▸ GOAL
Could you print all the entries exactly?

— start of STORED DATA —

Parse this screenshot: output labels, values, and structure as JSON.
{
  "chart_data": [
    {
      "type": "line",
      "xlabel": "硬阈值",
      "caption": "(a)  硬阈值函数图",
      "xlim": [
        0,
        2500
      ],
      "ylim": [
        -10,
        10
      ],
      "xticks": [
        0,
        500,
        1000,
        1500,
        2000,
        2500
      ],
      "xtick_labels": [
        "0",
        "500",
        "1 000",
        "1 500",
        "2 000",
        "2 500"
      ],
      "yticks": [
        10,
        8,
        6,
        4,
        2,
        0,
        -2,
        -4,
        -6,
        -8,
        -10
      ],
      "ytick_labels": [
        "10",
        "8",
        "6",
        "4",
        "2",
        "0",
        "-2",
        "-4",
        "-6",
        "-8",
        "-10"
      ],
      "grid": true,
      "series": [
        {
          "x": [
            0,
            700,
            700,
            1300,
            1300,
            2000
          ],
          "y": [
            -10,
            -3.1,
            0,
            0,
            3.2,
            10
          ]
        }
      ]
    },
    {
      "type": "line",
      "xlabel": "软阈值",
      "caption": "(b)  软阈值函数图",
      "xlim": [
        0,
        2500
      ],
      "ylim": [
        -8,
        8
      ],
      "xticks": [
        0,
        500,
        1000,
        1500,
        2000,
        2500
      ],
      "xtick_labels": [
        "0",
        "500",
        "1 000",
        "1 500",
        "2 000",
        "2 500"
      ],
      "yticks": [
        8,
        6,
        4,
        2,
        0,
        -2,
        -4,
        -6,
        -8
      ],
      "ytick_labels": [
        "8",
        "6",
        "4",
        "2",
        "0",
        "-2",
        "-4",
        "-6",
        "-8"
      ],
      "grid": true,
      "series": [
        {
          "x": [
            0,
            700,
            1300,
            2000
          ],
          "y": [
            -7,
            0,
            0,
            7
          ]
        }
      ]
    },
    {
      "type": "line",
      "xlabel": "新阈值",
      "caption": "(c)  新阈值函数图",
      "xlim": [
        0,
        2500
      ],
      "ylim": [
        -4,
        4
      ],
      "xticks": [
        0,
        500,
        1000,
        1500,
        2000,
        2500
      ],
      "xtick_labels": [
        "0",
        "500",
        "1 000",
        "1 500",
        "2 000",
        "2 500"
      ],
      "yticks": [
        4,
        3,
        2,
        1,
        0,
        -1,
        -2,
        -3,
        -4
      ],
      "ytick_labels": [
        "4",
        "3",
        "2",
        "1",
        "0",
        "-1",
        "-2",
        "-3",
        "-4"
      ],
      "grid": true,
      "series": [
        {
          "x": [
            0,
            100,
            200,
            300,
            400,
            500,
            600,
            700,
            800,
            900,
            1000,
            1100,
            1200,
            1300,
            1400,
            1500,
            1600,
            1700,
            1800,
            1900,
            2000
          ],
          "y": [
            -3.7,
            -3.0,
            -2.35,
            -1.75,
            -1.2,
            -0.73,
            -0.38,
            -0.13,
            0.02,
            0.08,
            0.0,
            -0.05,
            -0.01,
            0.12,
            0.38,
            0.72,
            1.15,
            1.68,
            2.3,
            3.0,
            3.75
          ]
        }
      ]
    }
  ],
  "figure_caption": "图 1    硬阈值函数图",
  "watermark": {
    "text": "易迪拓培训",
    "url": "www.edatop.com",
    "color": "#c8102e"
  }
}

— end of STORED DATA —

▸ RESULT FOR THIS EXERCISE
Parse this screenshot: output labels, values, and structure as JSON.
{
  "chart_data": [
    {
      "type": "line",
      "xlabel": "硬阈值",
      "caption": "(a)  硬阈值函数图",
      "xlim": [
        0,
        2500
      ],
      "ylim": [
        -10,
        10
      ],
      "xticks": [
        0,
        500,
        1000,
        1500,
        2000,
        2500
      ],
      "xtick_labels": [
        "0",
        "500",
        "1 000",
        "1 500",
        "2 000",
        "2 500"
      ],
      "yticks": [
        10,
        8,
        6,
        4,
        2,
        0,
        -2,
        -4,
        -6,
        -8,
        -10
      ],
      "ytick_labels": [
        "10",
        "8",
        "6",
        "4",
        "2",
        "0",
        "-2",
        "-4",
        "-6",
        "-8",
        "-10"
      ],
      "grid": true,
      "series": [
        {
          "x": [
            0,
            700,
            700,
            1300,
            1300,
            2000
          ],
          "y": [
            -10,
            -3.1,
            0,
            0,
            3.2,
            10
          ]
        }
      ]
    },
    {
      "type": "line",
      "xlabel": "软阈值",
      "caption": "(b)  软阈值函数图",
      "xlim": [
        0,
        2500
      ],
      "ylim": [
        -8,
        8
      ],
      "xticks": [
        0,
        500,
        1000,
        1500,
        2000,
        2500
      ],
      "xtick_labels": [
        "0",
        "500",
        "1 000",
        "1 500",
        "2 000",
        "2 500"
      ],
      "yticks": [
        8,
        6,
        4,
        2,
        0,
        -2,
        -4,
        -6,
        -8
      ],
      "ytick_labels": [
        "8",
        "6",
        "4",
        "2",
        "0",
        "-2",
        "-4",
        "-6",
        "-8"
      ],
      "grid": true,
      "series": [
        {
          "x": [
            0,
            700,
            1300,
            2000
          ],
          "y": [
            -7,
            0,
            0,
            7
          ]
        }
      ]
    },
    {
      "type": "line",
      "xlabel": "新阈值",
      "caption": "(c)  新阈值函数图",
      "xlim": [
        0,
        2500
      ],
      "ylim": [
        -4,
        4
      ],
      "xticks": [
        0,
        500,
        1000,
        1500,
        2000,
        2500
      ],
      "xtick_labels": [
        "0",
        "500",
        "1 000",
        "1 500",
        "2 000",
        "2 500"
      ],
      "yticks": [
        4,
        3,
        2,
        1,
        0,
        -1,
        -2,
        -3,
        -4
      ],
      "ytick_labels": [
        "4",
        "3",
        "2",
        "1",
        "0",
        "-1",
        "-2",
        "-3",
        "-4"
      ],
      "grid": true,
      "series": [
        {
          "x": [
            0,
            100,
            200,
            300,
            400,
            500,
            600,
            700,
            800,
            900,
            1000,
            1100,
            1200,
            1300,
            1400,
            1500,
            1600,
            1700,
            1800,
            1900,
            2000
          ],
          "y": [
            -3.7,
            -3.0,
            -2.35,
            -1.75,
            -1.2,
            -0.73,
            -0.38,
            -0.13,
            0.02,
            0.08,
            0.0,
            -0.05,
            -0.01,
            0.12,
            0.38,
            0.72,
            1.15,
            1.68,
            2.3,
            3.0,
            3.75
          ]
        }
      ]
    }
  ],
  "figure_caption": "图 1    硬阈值函数图",
  "watermark": {
    "text": "易迪拓培训",
    "url": "www.edatop.com",
    "color": "#c8102e"
  }
}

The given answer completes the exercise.